Task:
Keep only the lines of the data below that contain "ylabel", and copy them.

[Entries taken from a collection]
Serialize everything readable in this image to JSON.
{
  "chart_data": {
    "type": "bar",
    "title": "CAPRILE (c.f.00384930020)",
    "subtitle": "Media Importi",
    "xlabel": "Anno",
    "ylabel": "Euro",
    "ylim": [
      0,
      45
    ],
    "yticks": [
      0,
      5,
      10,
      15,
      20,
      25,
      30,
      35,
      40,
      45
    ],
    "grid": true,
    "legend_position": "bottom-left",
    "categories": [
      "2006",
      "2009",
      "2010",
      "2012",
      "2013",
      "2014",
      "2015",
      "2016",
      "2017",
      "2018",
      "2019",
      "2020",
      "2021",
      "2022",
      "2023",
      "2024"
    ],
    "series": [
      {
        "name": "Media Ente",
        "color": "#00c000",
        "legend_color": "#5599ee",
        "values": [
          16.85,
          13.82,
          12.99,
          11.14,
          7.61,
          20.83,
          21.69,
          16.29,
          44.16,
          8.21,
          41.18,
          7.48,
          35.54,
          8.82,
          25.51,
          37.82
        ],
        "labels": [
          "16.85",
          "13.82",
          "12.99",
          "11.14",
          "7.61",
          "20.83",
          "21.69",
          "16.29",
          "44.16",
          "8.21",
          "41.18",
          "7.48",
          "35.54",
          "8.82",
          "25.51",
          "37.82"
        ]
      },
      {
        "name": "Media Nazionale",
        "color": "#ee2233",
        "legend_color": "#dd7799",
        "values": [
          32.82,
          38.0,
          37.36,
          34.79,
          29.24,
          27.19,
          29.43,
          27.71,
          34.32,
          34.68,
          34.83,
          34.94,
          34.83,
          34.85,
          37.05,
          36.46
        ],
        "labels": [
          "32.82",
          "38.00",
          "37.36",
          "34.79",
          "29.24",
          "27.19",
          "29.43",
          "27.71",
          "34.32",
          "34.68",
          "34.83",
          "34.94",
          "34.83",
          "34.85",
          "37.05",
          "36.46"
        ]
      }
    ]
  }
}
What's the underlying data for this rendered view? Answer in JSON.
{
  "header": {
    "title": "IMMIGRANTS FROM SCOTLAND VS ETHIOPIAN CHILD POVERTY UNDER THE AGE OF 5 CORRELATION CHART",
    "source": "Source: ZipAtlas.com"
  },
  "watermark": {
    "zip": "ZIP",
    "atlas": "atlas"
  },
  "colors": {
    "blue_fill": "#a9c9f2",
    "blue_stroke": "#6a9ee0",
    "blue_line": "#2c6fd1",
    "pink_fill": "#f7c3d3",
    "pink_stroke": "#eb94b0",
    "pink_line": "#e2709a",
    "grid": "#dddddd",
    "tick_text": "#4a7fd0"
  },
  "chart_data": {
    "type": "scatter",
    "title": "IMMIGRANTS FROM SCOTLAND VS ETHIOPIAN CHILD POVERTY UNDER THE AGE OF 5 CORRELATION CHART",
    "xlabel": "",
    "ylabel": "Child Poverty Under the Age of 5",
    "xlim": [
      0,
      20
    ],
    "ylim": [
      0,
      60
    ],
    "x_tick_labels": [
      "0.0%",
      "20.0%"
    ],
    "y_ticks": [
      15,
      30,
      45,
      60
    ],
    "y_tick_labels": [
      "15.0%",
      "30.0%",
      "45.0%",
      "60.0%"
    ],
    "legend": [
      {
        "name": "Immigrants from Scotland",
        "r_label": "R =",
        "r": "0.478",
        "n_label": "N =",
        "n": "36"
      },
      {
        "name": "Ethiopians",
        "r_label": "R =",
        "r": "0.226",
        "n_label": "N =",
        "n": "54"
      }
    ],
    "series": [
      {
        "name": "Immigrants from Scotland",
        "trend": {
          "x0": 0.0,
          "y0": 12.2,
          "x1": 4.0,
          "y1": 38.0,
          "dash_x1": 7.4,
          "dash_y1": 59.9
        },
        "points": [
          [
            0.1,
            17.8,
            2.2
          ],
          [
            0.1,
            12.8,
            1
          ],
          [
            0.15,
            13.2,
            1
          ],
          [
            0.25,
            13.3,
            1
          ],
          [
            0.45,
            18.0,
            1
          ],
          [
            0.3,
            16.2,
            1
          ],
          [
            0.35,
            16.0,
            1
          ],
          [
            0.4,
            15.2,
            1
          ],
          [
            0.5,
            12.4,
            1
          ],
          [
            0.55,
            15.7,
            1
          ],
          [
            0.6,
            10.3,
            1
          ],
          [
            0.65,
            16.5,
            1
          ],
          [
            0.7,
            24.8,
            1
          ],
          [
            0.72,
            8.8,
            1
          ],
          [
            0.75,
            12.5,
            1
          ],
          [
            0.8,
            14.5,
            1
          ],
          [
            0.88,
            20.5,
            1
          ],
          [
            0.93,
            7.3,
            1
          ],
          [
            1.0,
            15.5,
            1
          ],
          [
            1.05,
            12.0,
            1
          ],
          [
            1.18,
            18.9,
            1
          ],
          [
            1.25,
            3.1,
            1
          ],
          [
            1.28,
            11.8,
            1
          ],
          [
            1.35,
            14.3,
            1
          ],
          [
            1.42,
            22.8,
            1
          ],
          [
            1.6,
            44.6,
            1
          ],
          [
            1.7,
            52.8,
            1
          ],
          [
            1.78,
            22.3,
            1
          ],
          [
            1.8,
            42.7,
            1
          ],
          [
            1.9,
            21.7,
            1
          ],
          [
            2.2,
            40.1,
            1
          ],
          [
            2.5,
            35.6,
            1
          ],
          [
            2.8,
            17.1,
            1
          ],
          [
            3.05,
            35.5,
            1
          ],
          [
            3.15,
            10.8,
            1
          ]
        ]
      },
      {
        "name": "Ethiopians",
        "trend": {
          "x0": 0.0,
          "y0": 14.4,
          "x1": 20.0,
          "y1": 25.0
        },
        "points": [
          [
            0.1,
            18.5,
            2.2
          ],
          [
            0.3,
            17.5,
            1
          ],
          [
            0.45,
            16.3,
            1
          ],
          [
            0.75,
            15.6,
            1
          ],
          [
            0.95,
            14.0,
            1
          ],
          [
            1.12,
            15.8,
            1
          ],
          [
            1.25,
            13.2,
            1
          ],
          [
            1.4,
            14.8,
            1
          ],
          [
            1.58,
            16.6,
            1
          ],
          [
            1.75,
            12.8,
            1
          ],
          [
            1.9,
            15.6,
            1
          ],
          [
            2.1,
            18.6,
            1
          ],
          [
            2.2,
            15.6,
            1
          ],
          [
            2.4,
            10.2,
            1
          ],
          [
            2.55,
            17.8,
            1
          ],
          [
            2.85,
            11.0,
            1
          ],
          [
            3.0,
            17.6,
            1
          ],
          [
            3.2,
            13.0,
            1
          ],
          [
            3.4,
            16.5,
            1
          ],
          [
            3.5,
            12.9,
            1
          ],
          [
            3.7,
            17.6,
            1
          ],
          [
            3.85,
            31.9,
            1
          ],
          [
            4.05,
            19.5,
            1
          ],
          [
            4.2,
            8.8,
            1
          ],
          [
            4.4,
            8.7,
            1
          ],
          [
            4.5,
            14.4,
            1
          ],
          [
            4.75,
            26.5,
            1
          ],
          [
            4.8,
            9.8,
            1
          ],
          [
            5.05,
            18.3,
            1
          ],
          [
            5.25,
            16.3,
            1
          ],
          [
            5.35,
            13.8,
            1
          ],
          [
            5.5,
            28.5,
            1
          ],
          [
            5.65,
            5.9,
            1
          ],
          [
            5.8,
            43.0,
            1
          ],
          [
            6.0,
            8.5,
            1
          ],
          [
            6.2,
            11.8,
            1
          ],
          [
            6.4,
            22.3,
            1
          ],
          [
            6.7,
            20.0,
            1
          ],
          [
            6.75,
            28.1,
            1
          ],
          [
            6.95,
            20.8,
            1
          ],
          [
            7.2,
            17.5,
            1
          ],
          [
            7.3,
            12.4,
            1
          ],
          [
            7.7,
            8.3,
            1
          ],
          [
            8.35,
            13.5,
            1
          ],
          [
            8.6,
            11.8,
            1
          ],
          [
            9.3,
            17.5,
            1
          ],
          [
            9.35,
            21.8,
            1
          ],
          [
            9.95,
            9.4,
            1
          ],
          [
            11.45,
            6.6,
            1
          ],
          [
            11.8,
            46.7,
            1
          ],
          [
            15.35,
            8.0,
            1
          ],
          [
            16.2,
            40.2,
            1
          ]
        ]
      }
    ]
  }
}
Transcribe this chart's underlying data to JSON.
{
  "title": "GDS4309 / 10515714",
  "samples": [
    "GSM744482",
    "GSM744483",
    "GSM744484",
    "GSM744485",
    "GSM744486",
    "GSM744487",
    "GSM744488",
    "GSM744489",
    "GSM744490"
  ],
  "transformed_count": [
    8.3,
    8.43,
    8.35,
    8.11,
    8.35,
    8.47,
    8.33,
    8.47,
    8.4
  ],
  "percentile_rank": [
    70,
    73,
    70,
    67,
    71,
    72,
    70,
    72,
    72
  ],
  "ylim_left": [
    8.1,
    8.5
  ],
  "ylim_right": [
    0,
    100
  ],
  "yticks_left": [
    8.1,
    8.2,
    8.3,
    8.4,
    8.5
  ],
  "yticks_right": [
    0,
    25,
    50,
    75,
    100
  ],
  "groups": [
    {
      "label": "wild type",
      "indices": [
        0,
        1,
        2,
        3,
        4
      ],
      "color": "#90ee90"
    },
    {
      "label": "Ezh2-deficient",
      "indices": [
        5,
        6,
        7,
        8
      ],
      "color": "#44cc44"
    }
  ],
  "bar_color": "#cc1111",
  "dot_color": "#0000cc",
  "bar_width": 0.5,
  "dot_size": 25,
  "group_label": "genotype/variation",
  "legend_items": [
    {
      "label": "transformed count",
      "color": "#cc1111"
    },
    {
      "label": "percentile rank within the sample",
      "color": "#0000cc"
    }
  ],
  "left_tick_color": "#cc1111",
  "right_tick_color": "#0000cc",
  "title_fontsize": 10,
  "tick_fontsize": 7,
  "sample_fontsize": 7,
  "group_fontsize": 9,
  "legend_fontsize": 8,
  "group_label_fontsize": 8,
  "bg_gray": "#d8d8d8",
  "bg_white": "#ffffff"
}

Exercise response:
    "ylabel": "Euro",
    "ylabel": "Child Poverty Under the Age of 5",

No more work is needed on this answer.